INSTRUCTIONS FOR THE TASK: Without the images, print all the entries below exactly as given.

-.-.-

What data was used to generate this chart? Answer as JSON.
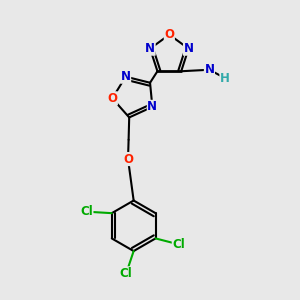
{
  "background_color": "#e8e8e8",
  "bond_color": "#000000",
  "figsize": [
    3.0,
    3.0
  ],
  "dpi": 100,
  "atom_colors": {
    "O": "#ff2200",
    "N": "#0000cc",
    "Cl": "#00aa00",
    "NH": "#0000cc",
    "H": "#33aaaa"
  }
}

-.-.-

SOLUTION:
What data was used to generate this chart? Answer as JSON.
{
  "background_color": "#e8e8e8",
  "bond_color": "#000000",
  "figsize": [
    3.0,
    3.0
  ],
  "dpi": 100,
  "atom_colors": {
    "O": "#ff2200",
    "N": "#0000cc",
    "Cl": "#00aa00",
    "NH": "#0000cc",
    "H": "#33aaaa"
  }
}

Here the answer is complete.